(Spatial layout data)
----------------

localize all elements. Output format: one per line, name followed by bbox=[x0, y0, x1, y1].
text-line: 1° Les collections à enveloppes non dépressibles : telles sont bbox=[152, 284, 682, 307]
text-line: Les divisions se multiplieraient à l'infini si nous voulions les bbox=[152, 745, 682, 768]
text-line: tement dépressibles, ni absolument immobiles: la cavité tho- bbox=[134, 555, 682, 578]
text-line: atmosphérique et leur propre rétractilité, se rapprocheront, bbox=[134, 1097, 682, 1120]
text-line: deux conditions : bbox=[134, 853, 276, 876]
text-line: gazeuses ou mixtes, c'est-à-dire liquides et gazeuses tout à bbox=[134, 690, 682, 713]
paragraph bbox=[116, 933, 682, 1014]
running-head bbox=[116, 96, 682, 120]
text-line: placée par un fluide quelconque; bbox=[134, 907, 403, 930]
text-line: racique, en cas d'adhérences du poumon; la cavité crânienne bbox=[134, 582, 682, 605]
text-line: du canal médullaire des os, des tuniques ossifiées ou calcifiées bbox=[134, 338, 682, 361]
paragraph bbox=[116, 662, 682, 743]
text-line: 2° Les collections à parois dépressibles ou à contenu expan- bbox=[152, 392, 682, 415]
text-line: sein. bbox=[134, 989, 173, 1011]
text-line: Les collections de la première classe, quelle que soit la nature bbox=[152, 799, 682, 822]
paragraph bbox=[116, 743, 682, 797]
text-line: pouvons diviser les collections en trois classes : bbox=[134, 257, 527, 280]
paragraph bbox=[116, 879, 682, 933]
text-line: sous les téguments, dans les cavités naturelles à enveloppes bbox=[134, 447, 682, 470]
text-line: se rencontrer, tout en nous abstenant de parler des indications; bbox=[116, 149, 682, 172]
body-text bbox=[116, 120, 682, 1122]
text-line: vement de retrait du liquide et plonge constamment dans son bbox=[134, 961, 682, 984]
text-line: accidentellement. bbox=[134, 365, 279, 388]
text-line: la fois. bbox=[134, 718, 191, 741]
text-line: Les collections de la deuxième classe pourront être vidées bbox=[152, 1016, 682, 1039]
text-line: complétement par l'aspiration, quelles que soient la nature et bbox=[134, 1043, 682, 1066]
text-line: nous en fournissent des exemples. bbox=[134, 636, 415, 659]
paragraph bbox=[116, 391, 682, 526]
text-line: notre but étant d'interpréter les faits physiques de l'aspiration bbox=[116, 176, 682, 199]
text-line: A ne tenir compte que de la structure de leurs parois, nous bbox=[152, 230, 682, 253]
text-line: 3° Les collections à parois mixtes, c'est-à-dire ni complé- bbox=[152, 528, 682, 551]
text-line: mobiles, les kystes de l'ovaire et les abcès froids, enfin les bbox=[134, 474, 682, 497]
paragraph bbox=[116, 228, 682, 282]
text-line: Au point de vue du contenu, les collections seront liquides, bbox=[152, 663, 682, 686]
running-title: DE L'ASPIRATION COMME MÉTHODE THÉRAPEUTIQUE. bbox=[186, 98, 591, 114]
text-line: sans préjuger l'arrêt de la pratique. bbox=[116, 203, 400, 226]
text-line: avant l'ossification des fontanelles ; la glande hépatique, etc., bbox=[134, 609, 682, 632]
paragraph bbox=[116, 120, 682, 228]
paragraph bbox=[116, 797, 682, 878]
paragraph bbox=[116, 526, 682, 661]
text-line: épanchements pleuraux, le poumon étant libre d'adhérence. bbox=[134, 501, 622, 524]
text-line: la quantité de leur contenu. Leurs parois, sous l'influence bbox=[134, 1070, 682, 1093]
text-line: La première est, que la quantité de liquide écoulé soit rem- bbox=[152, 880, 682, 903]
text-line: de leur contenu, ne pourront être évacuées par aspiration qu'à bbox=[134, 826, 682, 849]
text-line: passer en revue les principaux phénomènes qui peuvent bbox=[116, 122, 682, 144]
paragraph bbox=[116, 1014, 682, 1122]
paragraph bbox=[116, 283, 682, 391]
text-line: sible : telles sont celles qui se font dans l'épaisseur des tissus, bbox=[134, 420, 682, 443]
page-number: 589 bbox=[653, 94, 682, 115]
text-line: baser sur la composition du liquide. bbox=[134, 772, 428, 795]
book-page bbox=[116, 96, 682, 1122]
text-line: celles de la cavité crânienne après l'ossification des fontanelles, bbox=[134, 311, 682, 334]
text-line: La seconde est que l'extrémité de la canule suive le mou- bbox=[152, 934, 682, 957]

----------------

== PROBLEM REQUIREMENTS ==
Retype every line of the records above, keeping each character as it appears.

== EXPECTED OUTPUT ==
localize all elements. Output format: one per line, name followed by bbox=[x0, y0, x1, y1].
text-line: 1° Les collections à enveloppes non dépressibles : telles sont bbox=[152, 284, 682, 307]
text-line: Les divisions se multiplieraient à l'infini si nous voulions les bbox=[152, 745, 682, 768]
text-line: tement dépressibles, ni absolument immobiles: la cavité tho- bbox=[134, 555, 682, 578]
text-line: atmosphérique et leur propre rétractilité, se rapprocheront, bbox=[134, 1097, 682, 1120]
text-line: deux conditions : bbox=[134, 853, 276, 876]
text-line: gazeuses ou mixtes, c'est-à-dire liquides et gazeuses tout à bbox=[134, 690, 682, 713]
paragraph bbox=[116, 933, 682, 1014]
running-head bbox=[116, 96, 682, 120]
text-line: placée par un fluide quelconque; bbox=[134, 907, 403, 930]
text-line: racique, en cas d'adhérences du poumon; la cavité crânienne bbox=[134, 582, 682, 605]
text-line: du canal médullaire des os, des tuniques ossifiées ou calcifiées bbox=[134, 338, 682, 361]
paragraph bbox=[116, 662, 682, 743]
text-line: 2° Les collections à parois dépressibles ou à contenu expan- bbox=[152, 392, 682, 415]
text-line: sein. bbox=[134, 989, 173, 1011]
text-line: Les collections de la première classe, quelle que soit la nature bbox=[152, 799, 682, 822]
paragraph bbox=[116, 743, 682, 797]
text-line: pouvons diviser les collections en trois classes : bbox=[134, 257, 527, 280]
paragraph bbox=[116, 879, 682, 933]
text-line: sous les téguments, dans les cavités naturelles à enveloppes bbox=[134, 447, 682, 470]
text-line: se rencontrer, tout en nous abstenant de parler des indications; bbox=[116, 149, 682, 172]
body-text bbox=[116, 120, 682, 1122]
text-line: vement de retrait du liquide et plonge constamment dans son bbox=[134, 961, 682, 984]
text-line: accidentellement. bbox=[134, 365, 279, 388]
text-line: la fois. bbox=[134, 718, 191, 741]
text-line: Les collections de la deuxième classe pourront être vidées bbox=[152, 1016, 682, 1039]
text-line: complétement par l'aspiration, quelles que soient la nature et bbox=[134, 1043, 682, 1066]
text-line: nous en fournissent des exemples. bbox=[134, 636, 415, 659]
paragraph bbox=[116, 391, 682, 526]
text-line: notre but étant d'interpréter les faits physiques de l'aspiration bbox=[116, 176, 682, 199]
text-line: A ne tenir compte que de la structure de leurs parois, nous bbox=[152, 230, 682, 253]
text-line: 3° Les collections à parois mixtes, c'est-à-dire ni complé- bbox=[152, 528, 682, 551]
text-line: mobiles, les kystes de l'ovaire et les abcès froids, enfin les bbox=[134, 474, 682, 497]
paragraph bbox=[116, 228, 682, 282]
text-line: Au point de vue du contenu, les collections seront liquides, bbox=[152, 663, 682, 686]
running-title: DE L'ASPIRATION COMME MÉTHODE THÉRAPEUTIQUE. bbox=[186, 98, 591, 114]
text-line: sans préjuger l'arrêt de la pratique. bbox=[116, 203, 400, 226]
text-line: avant l'ossification des fontanelles ; la glande hépatique, etc., bbox=[134, 609, 682, 632]
paragraph bbox=[116, 120, 682, 228]
paragraph bbox=[116, 797, 682, 878]
paragraph bbox=[116, 526, 682, 661]
text-line: épanchements pleuraux, le poumon étant libre d'adhérence. bbox=[134, 501, 622, 524]
text-line: la quantité de leur contenu. Leurs parois, sous l'influence bbox=[134, 1070, 682, 1093]
text-line: La première est, que la quantité de liquide écoulé soit rem- bbox=[152, 880, 682, 903]
text-line: de leur contenu, ne pourront être évacuées par aspiration qu'à bbox=[134, 826, 682, 849]
text-line: passer en revue les principaux phénomènes qui peuvent bbox=[116, 122, 682, 144]
paragraph bbox=[116, 1014, 682, 1122]
paragraph bbox=[116, 283, 682, 391]
text-line: sible : telles sont celles qui se font dans l'épaisseur des tissus, bbox=[134, 420, 682, 443]
page-number: 589 bbox=[653, 94, 682, 115]
text-line: baser sur la composition du liquide. bbox=[134, 772, 428, 795]
book-page bbox=[116, 96, 682, 1122]
text-line: celles de la cavité crânienne après l'ossification des fontanelles, bbox=[134, 311, 682, 334]
text-line: La seconde est que l'extrémité de la canule suive le mou- bbox=[152, 934, 682, 957]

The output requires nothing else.